##### Text to read #####

# Lange  #6302a BTU Rating?



## BeachBumm (Aug 8, 2017)

I have an old Lang 6302a that I am thinking about replacing with something new.  

I know how it heats our beach cabin, but have no idea what that means for the BTU's.  
Does anybody here know the BTU rating that Lang put on these old 6302's?

I'd also like some advice on what to buy. I'm not into sheet metal or modern looks.
I once had a Morso, and have heard that they are even better these days, but I
don't have any experience.  Same with Jøtul.

Any advice or suggestions?


----------



## begreen (Aug 8, 2017)

Not sure, but if I had to guess I would put the output around 40,000 btu/hr.. It can be pushed higher with both air vents opened. Is the old Lange in bad condition or in need of new innards like a baffle and burn plates?

 Morso makes some nice stoves. The 2B classic is a bit smaller at 35,000 btu but might get the job done. In Jotul I would look at the F400. There is also the Hampton H300 that you might like. It's made close by in Delta, BC.


----------



## BeachBumm (Aug 9, 2017)

begreen said:


> Not sure, but if I had to guess I would put the output around 40,000 btu/hr.. It can be pushed higher with both air vents opened. Is the old Lange in bad condition or in need of new innards like a baffle and burn plates?
> 
> Morso makes some nice stoves. The 2B classic is a bit smaller at 35,000 btu but might get the job done. In Jotul I would look at the F400. There is also the Hampton H300 that you might like. It's made close by in Delta, BC.



Thanks.  Our stove i in great shape, except for the top baffle, which is sagging.


----------



## begreen (Aug 9, 2017)

The baffle is expensive to replace, but a lot less than a new stove. If your stove is in good condition and you like it then I would bite the bullet and replace the baffle ($400). The Lange is a great stove and it may be worth the invest to extend its life another 10-20 yrs.. You might also want to order side burn plates if they are showing signs of age. That said, if the goal is for a cleaner burn and a bit less wood consumption, then a more modern stove can do the job.

http://www.woodmanspartsplus.com/68/catalogs/Wood-and-Coal-Stove-Manufacturers-Cross-Reference.html


----------



## BeachBumm (Aug 9, 2017)

begreen said:


> The baffle is expensive to replace, but a lot less than a new stove. I would bite the bullet and replace it. The Lange is a great stove and if yours is in good condition and you like it, then invest in extending its life another 10-20 yrs.



You are right, this is a great stove!  And it looks great too.  

Right now the baffle is a little inconvenience, as the sag means I can not let the ash build up for a long time before removing - and it means that I can not slide the shutter open & closed.  The shutter is always closed, and those 2 pieces that stand upright in the back (left & right of the shutter) are lose enough that I could remove them if necessary.

Besides this small inconvenience, do you think it is safe with this sagging baffle?  To me it "seems" safe, but what do I know?


----------



## begreen (Aug 9, 2017)

#####

• **Goal of the exercise**:
List every specific stove model that begreen suggests as a replacement in the wood stove forum thread.

##### Data #####

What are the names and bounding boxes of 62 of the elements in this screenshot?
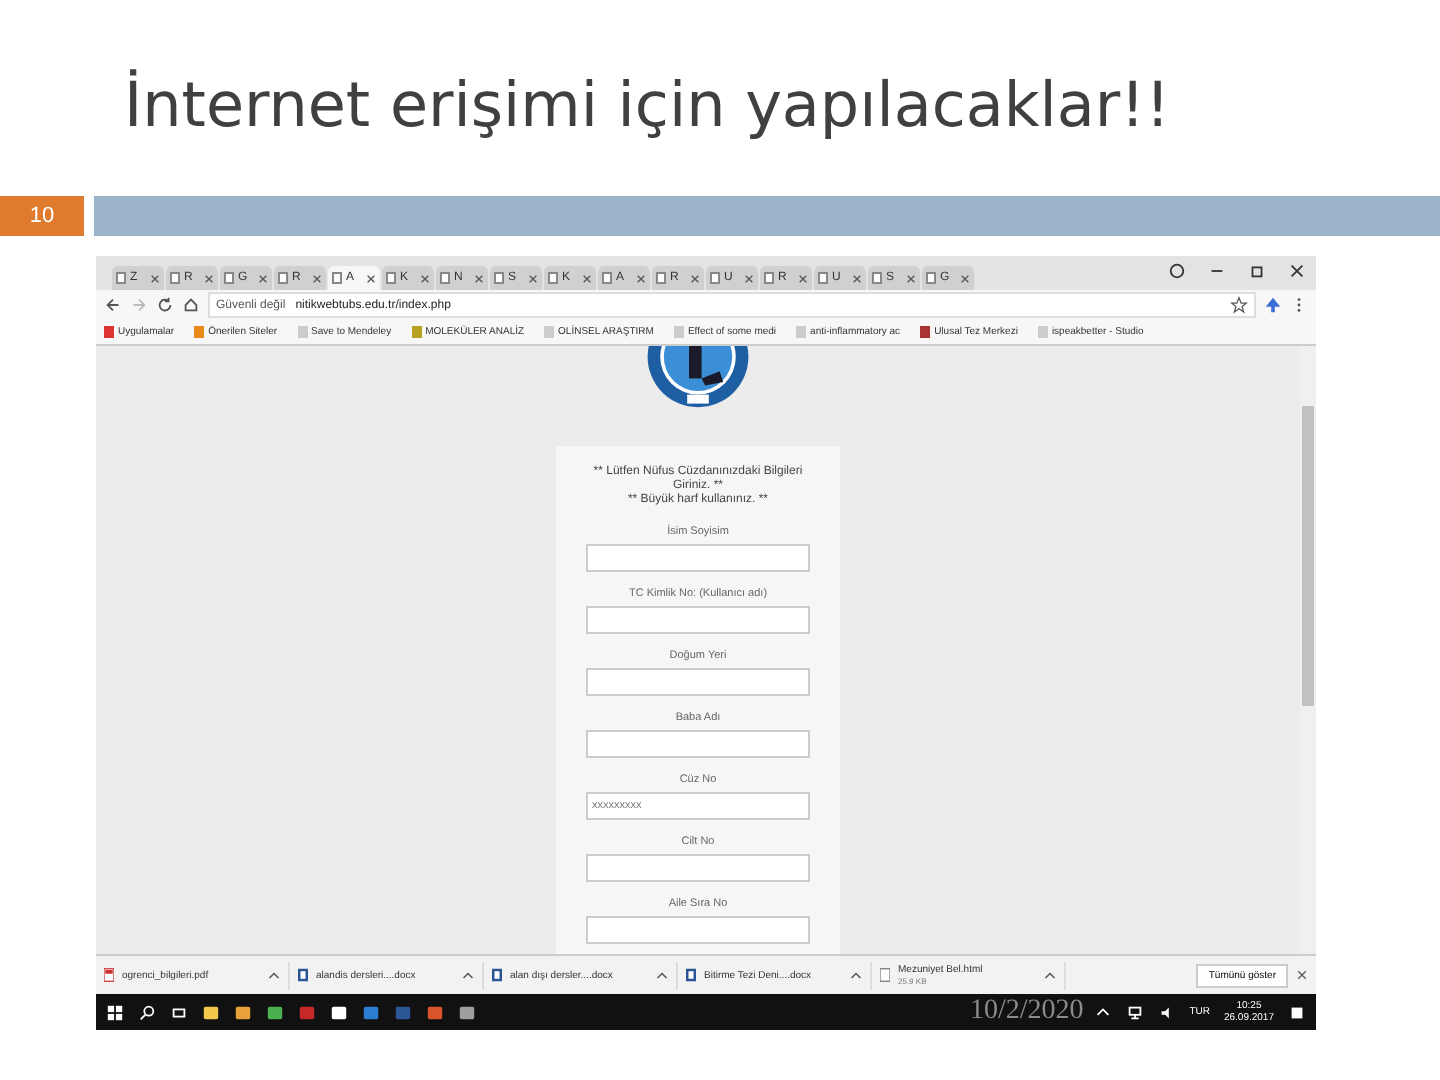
close-icon[interactable] <box>528 273 538 283</box>
close-icon[interactable] <box>744 273 754 283</box>
input-field[interactable] <box>586 543 810 572</box>
page-icon <box>818 272 828 284</box>
page-icon <box>278 272 288 284</box>
close-icon[interactable] <box>960 273 970 283</box>
input-field[interactable] <box>586 667 810 696</box>
extension-icon[interactable] <box>1264 296 1282 314</box>
page-icon <box>872 272 882 284</box>
close-icon[interactable] <box>420 273 430 283</box>
close-icon[interactable] <box>204 273 214 283</box>
close-icon[interactable] <box>312 273 322 283</box>
input-field[interactable] <box>586 915 810 944</box>
close-icon[interactable] <box>906 273 916 283</box>
close-icon[interactable] <box>258 273 268 283</box>
profile-icon[interactable] <box>1168 261 1186 279</box>
page-icon <box>710 272 720 284</box>
back-icon[interactable] <box>104 296 122 314</box>
star-icon[interactable] <box>1230 296 1248 314</box>
page-icon <box>440 272 450 284</box>
page-icon <box>170 272 180 284</box>
page-icon <box>332 272 342 284</box>
page-icon <box>926 272 936 284</box>
start-icon[interactable] <box>106 1003 124 1021</box>
document-icon <box>492 968 502 982</box>
page-icon <box>602 272 612 284</box>
page-icon <box>386 272 396 284</box>
file-icon <box>880 968 890 982</box>
caret-icon[interactable] <box>1093 1003 1112 1021</box>
input-field[interactable] <box>586 853 810 882</box>
close-icon[interactable] <box>798 273 808 283</box>
close-icon[interactable] <box>852 273 862 283</box>
page-icon <box>494 272 504 284</box>
close-icon[interactable] <box>636 273 646 283</box>
pdf-icon <box>104 968 114 982</box>
close-icon[interactable] <box>1296 970 1308 980</box>
document-icon <box>298 968 308 982</box>
page-icon <box>764 272 774 284</box>
close-icon[interactable] <box>1288 261 1306 279</box>
task-view-icon[interactable] <box>170 1003 188 1021</box>
document-icon <box>686 968 696 982</box>
close-icon[interactable] <box>582 273 592 283</box>
page-icon <box>224 272 234 284</box>
slide-number: 10 <box>0 196 84 236</box>
network-icon[interactable] <box>1125 1003 1144 1021</box>
close-icon[interactable] <box>366 273 376 283</box>
reload-icon[interactable] <box>156 296 174 314</box>
close-icon[interactable] <box>690 273 700 283</box>
scrollbar[interactable] <box>1300 346 1316 954</box>
home-icon[interactable] <box>182 296 200 314</box>
close-icon[interactable] <box>150 273 160 283</box>
input-field[interactable] <box>586 729 810 758</box>
restore-icon[interactable] <box>1248 261 1266 279</box>
search-icon[interactable] <box>138 1003 156 1021</box>
notification-icon[interactable] <box>1288 1003 1306 1021</box>
close-icon[interactable] <box>474 273 484 283</box>
page-icon <box>116 272 126 284</box>
page-icon <box>656 272 666 284</box>
slide-title: İnternet erişimi için yapılacaklar!! <box>122 67 1173 146</box>
page-icon <box>548 272 558 284</box>
slide-date: 10/2/2020 <box>970 996 1084 1028</box>
input-field[interactable] <box>586 605 810 634</box>
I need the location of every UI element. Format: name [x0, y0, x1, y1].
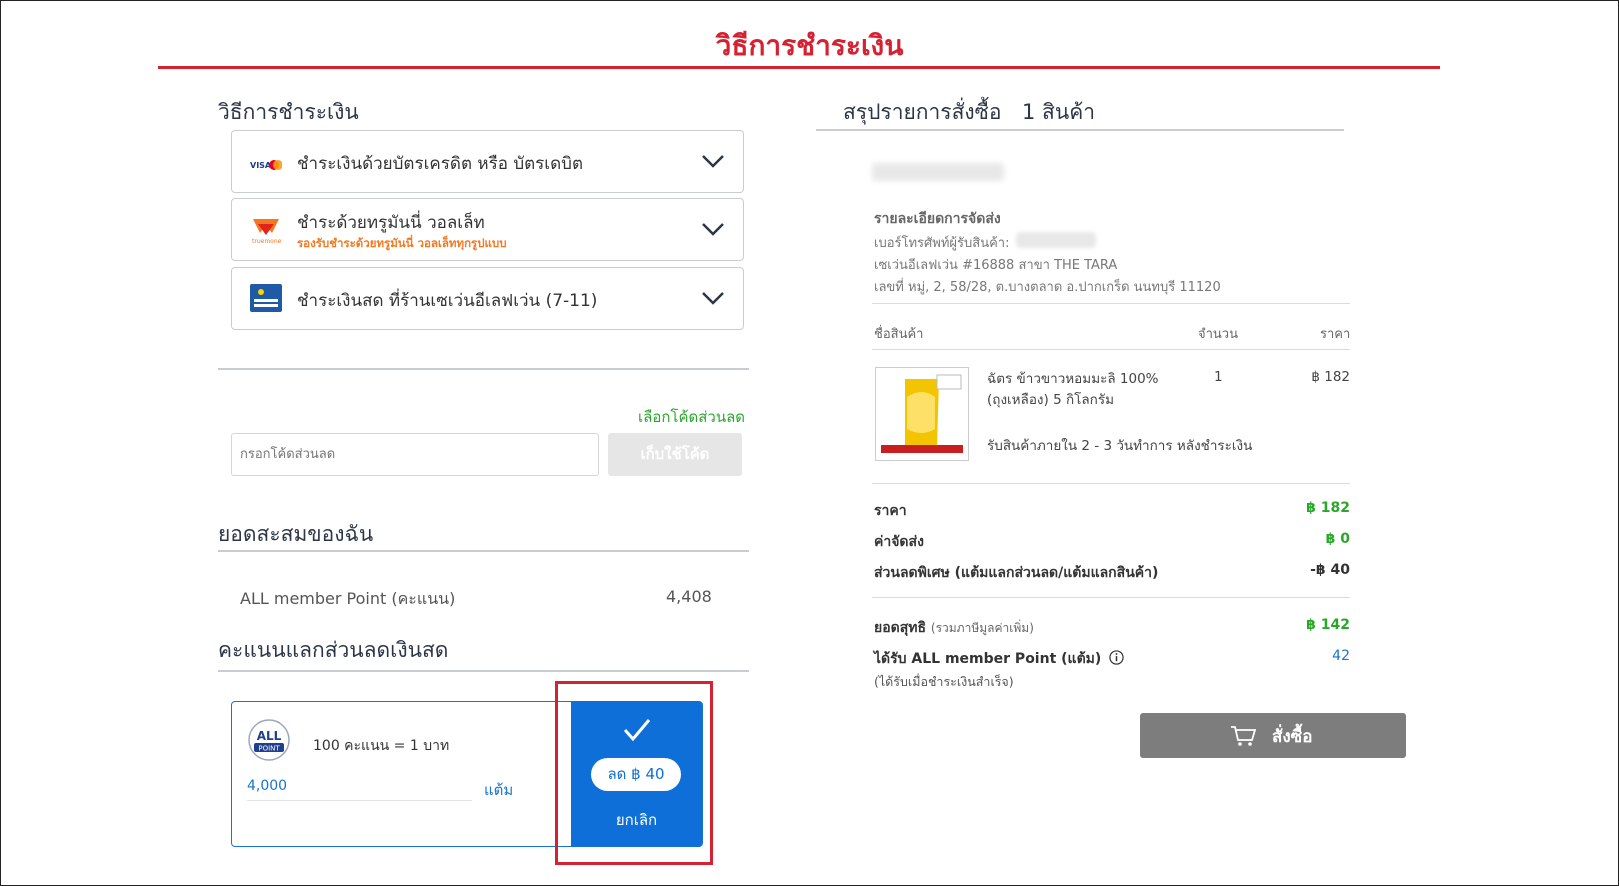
- earn-points-value: 42: [1332, 648, 1350, 664]
- divider: [816, 129, 1344, 131]
- counter-service-icon: [250, 284, 282, 312]
- coupon-input[interactable]: [231, 433, 599, 476]
- divider: [872, 349, 1350, 350]
- product-image: [875, 367, 969, 461]
- divider: [872, 483, 1350, 484]
- col-header-price: ราคา: [1320, 327, 1351, 342]
- product-name: ฉัตร ข้าวขาวหอมมะลิ 100% (ถุงเหลือง) 5 ก…: [987, 371, 1159, 408]
- payment-method-card-label: ชำระเงินด้วยบัตรเครดิต หรือ บัตรเดบิต: [297, 154, 583, 174]
- col-header-name: ชื่อสินค้า: [874, 327, 924, 342]
- visa-mastercard-icon: VISA: [250, 160, 282, 170]
- all-point-logo-subtext: POINT: [258, 745, 280, 753]
- redeem-rate: 100 คะแนน = 1 บาท: [313, 738, 450, 754]
- divider: [218, 550, 749, 552]
- info-icon[interactable]: [1109, 650, 1124, 665]
- place-order-label: สั่งซื้อ: [1272, 727, 1313, 747]
- delivery-note: รับสินค้าภายใน 2 - 3 วันทำการ หลังชำระเง…: [987, 438, 1253, 454]
- summary-title: สรุปรายการสั่งซื้อ: [843, 100, 1002, 124]
- redeem-amount-input[interactable]: 4,000: [247, 778, 472, 801]
- total-price-label: ราคา: [874, 503, 907, 519]
- points-section-title: ยอดสะสมของฉัน: [218, 522, 374, 546]
- payment-method-card[interactable]: VISA ชำระเงินด้วยบัตรเครดิต หรือ บัตรเดบ…: [231, 130, 744, 193]
- all-point-logo-icon: ALL POINT: [248, 719, 290, 761]
- chevron-down-icon[interactable]: [701, 291, 725, 305]
- payment-method-7eleven-label: ชำระเงินสด ที่ร้านเซเว่นอีเลฟเว่น (7-11): [297, 291, 598, 311]
- title-divider: [158, 66, 1440, 69]
- shipping-fee-value: ฿ 0: [1325, 531, 1350, 547]
- truemoney-icon: truemoney: [252, 219, 282, 245]
- payment-method-7eleven[interactable]: ชำระเงินสด ที่ร้านเซเว่นอีเลฟเว่น (7-11): [231, 267, 744, 330]
- phone-redacted: [1016, 232, 1096, 248]
- cart-icon: [1231, 726, 1256, 746]
- product-qty: 1: [1214, 369, 1223, 385]
- select-coupon-link[interactable]: เลือกโค้ดส่วนลด: [638, 405, 745, 429]
- net-total-label: ยอดสุทธิ (รวมภาษีมูลค่าเพิ่ม): [874, 617, 1034, 639]
- earn-points-label-text: ได้รับ ALL member Point (แต้ม): [874, 651, 1102, 667]
- net-total-label-text: ยอดสุทธิ: [874, 620, 927, 636]
- place-order-button[interactable]: สั่งซื้อ: [1140, 713, 1406, 758]
- divider: [218, 670, 749, 672]
- svg-text:VISA: VISA: [250, 161, 272, 170]
- shipping-fee-label: ค่าจัดส่ง: [874, 534, 924, 550]
- apply-coupon-button[interactable]: เก็บใช้โค้ด: [608, 433, 742, 476]
- net-total-note: (รวมภาษีมูลค่าเพิ่ม): [930, 621, 1034, 635]
- highlight-box: [555, 681, 713, 865]
- discount-label: ส่วนลดพิเศษ (แต้มแลกส่วนลด/แต้มแลกสินค้า…: [874, 565, 1159, 581]
- chevron-down-icon[interactable]: [701, 222, 725, 236]
- store-name: เซเว่นอีเลฟเว่น #16888 สาขา THE TARA: [874, 258, 1118, 273]
- payment-section-title: วิธีการชำระเงิน: [218, 100, 359, 124]
- store-address: เลขที่ หมู่, 2, 58/28, ต.บางตลาด อ.ปากเก…: [874, 280, 1221, 295]
- recipient-name-redacted: [872, 163, 1004, 181]
- net-total-value: ฿ 142: [1306, 617, 1350, 633]
- payment-method-truemoney-label: ชำระด้วยทรูมันนี่ วอลเล็ท: [297, 213, 485, 233]
- points-label: ALL member Point (คะแนน): [240, 589, 456, 608]
- chevron-down-icon[interactable]: [701, 154, 725, 168]
- redeem-unit: แต้ม: [484, 781, 514, 799]
- earn-points-note: (ได้รับเมื่อชำระเงินสำเร็จ): [874, 674, 1014, 689]
- discount-value: -฿ 40: [1310, 562, 1350, 578]
- phone-label: เบอร์โทรศัพท์ผู้รับสินค้า:: [874, 236, 1010, 251]
- svg-text:truemoney: truemoney: [252, 238, 282, 245]
- earn-points-label: ได้รับ ALL member Point (แต้ม): [874, 648, 1124, 670]
- payment-method-truemoney[interactable]: truemoney ชำระด้วยทรูมันนี่ วอลเล็ท รองร…: [231, 198, 744, 261]
- total-price-value: ฿ 182: [1306, 500, 1350, 516]
- all-point-logo-text: ALL: [257, 729, 282, 743]
- divider: [872, 303, 1350, 304]
- summary-item-count: 1 สินค้า: [1022, 100, 1096, 124]
- redeem-section-title: คะแนนแลกส่วนลดเงินสด: [218, 638, 449, 662]
- points-value: 4,408: [666, 587, 712, 606]
- divider: [218, 368, 749, 370]
- product-price: ฿ 182: [1311, 369, 1350, 385]
- shipping-title: รายละเอียดการจัดส่ง: [874, 211, 1001, 227]
- truemoney-subtitle: รองรับชำระด้วยทรูมันนี่ วอลเล็ททุกรูปแบบ: [297, 236, 507, 250]
- col-header-qty: จำนวน: [1198, 327, 1238, 342]
- page-title: วิธีการชำระเงิน: [715, 29, 904, 62]
- divider: [872, 597, 1350, 598]
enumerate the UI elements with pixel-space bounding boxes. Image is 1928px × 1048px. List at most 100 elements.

#####

• **Result of the exercise**:
- Morso 2B classic
- Jotul F400
- Hampton H300